→ **EXERCISE**
Identify every line containing the word "إدراج" and reproduce each one.

>> START DATA IN THIS EXERCISE

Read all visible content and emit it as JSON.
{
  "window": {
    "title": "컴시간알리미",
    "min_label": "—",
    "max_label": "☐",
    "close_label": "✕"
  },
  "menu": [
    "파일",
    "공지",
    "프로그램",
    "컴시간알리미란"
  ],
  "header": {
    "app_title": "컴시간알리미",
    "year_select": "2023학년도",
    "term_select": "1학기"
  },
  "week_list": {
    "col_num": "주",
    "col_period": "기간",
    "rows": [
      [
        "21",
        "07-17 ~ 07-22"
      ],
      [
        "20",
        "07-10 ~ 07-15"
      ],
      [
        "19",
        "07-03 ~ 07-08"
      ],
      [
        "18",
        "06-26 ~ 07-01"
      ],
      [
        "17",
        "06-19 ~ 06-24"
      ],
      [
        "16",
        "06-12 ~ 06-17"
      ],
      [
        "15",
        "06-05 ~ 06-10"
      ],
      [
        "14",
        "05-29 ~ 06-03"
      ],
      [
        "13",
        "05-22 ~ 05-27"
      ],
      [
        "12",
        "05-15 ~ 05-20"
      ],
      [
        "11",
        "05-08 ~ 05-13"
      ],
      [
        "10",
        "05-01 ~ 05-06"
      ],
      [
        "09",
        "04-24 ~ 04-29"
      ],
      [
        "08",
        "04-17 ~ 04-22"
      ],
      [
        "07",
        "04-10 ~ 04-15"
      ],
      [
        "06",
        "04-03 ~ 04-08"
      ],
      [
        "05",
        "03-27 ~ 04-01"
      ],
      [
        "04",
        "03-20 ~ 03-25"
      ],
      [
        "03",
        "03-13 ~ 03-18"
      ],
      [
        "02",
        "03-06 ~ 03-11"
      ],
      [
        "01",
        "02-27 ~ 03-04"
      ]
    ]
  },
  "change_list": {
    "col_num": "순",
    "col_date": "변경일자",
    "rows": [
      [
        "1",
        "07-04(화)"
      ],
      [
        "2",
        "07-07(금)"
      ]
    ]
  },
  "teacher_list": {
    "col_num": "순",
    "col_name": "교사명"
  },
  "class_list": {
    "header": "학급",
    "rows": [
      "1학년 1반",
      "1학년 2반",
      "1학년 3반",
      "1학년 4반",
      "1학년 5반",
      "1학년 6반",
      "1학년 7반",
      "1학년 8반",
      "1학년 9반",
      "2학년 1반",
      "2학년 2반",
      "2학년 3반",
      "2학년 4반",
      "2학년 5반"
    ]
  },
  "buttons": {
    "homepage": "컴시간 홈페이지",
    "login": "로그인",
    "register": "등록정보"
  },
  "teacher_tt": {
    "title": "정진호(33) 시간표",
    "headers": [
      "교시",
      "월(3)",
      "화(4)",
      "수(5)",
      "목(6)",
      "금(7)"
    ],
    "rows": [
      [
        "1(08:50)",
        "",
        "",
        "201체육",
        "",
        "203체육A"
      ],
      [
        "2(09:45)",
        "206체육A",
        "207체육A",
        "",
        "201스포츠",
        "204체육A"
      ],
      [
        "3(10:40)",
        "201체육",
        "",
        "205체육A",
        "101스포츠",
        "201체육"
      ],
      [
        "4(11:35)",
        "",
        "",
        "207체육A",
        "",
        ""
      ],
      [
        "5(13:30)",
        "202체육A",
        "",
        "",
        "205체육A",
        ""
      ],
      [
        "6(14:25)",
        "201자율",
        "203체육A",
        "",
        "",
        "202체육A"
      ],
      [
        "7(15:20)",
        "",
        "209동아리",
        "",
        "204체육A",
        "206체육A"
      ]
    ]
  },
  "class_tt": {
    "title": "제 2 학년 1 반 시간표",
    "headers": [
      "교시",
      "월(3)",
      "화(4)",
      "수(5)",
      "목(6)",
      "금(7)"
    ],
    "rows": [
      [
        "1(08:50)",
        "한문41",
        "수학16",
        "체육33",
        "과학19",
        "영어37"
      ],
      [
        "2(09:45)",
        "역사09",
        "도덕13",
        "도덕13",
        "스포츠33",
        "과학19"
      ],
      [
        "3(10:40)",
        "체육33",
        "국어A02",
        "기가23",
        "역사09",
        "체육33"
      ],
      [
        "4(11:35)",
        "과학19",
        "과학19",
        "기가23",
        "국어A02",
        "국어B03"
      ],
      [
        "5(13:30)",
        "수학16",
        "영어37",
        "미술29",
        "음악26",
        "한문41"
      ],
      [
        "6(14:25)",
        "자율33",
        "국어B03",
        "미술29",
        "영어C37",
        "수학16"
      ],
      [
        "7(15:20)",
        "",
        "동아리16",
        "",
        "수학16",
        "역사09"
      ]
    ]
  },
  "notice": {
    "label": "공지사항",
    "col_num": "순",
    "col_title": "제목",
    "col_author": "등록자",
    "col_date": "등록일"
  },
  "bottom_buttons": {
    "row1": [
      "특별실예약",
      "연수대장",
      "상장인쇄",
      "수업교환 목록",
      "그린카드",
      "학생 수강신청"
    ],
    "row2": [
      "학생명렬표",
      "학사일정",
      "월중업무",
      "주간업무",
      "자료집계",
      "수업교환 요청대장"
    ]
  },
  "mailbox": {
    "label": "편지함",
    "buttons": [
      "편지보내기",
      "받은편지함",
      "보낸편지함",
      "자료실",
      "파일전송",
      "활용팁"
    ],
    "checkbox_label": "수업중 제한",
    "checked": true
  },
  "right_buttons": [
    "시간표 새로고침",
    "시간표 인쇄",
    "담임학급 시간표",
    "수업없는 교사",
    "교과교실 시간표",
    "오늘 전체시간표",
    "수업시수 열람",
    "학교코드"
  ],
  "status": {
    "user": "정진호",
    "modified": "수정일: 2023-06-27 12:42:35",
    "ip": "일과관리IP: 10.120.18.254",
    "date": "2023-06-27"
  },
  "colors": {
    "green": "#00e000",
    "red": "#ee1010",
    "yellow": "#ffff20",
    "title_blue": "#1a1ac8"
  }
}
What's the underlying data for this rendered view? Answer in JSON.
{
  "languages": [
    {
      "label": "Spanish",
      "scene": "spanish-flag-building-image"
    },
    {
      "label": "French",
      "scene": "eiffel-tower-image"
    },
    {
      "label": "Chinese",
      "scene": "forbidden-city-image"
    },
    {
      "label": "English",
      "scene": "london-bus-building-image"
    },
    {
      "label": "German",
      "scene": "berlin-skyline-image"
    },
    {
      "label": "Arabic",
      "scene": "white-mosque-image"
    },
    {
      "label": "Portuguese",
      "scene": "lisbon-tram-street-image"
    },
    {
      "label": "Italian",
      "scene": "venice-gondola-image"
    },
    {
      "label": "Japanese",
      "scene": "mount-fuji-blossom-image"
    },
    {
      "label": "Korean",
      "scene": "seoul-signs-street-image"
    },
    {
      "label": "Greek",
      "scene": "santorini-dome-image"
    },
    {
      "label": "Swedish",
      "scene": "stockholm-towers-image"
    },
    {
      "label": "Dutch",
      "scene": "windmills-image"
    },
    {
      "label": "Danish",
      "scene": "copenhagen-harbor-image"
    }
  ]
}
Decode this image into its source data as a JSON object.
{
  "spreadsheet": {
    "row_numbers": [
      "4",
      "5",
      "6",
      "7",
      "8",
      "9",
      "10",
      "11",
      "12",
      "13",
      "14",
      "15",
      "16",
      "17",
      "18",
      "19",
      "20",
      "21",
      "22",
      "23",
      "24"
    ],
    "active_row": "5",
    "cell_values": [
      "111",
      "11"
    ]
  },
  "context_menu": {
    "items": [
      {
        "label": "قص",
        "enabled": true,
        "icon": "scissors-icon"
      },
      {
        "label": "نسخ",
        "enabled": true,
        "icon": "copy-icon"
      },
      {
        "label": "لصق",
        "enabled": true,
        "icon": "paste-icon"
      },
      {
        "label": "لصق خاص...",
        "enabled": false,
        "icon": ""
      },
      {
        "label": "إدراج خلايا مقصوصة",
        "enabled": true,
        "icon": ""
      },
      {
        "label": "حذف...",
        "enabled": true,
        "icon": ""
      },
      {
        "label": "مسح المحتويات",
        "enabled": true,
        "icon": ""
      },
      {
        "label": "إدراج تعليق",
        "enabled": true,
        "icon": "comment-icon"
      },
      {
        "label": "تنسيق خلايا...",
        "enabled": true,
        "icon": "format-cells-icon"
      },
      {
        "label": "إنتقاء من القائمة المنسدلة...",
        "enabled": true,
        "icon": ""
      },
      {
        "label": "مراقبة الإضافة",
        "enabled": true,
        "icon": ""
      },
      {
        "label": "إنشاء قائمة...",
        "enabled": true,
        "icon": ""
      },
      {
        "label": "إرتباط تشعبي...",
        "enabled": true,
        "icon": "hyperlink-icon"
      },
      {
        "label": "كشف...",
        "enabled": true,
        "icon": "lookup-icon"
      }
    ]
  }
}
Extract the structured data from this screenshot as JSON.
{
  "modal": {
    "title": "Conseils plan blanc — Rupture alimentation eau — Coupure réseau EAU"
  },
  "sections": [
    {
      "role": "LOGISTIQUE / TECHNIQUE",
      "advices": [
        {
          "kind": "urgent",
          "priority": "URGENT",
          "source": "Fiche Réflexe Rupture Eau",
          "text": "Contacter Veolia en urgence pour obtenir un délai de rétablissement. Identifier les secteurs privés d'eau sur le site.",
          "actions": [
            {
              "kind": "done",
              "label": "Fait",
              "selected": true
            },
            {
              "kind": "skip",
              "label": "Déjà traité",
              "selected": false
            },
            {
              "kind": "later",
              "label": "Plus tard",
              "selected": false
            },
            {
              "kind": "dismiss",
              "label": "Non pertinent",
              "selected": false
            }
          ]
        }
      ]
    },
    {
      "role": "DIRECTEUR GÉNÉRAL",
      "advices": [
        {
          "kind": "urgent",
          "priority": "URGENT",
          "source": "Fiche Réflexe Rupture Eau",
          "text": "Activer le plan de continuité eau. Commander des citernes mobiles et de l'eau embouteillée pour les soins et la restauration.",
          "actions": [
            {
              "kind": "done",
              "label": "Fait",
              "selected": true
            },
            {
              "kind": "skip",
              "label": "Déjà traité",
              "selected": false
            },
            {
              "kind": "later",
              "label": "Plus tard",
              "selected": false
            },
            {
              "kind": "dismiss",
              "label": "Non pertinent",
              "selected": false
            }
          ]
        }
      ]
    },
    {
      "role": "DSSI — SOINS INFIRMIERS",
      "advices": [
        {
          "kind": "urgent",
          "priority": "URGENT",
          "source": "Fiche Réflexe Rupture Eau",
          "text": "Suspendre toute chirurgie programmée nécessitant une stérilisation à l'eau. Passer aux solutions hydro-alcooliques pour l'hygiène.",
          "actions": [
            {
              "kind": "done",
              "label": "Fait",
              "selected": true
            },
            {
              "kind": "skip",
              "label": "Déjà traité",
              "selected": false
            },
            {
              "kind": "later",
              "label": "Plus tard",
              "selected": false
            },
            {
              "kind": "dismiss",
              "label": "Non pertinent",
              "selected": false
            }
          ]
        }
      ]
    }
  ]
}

>> END DATA IN THIS EXERCISE

→ **EXERCISE RESULT**
        "label": "إدراج خلايا مقصوصة",
        "label": "إدراج تعليق",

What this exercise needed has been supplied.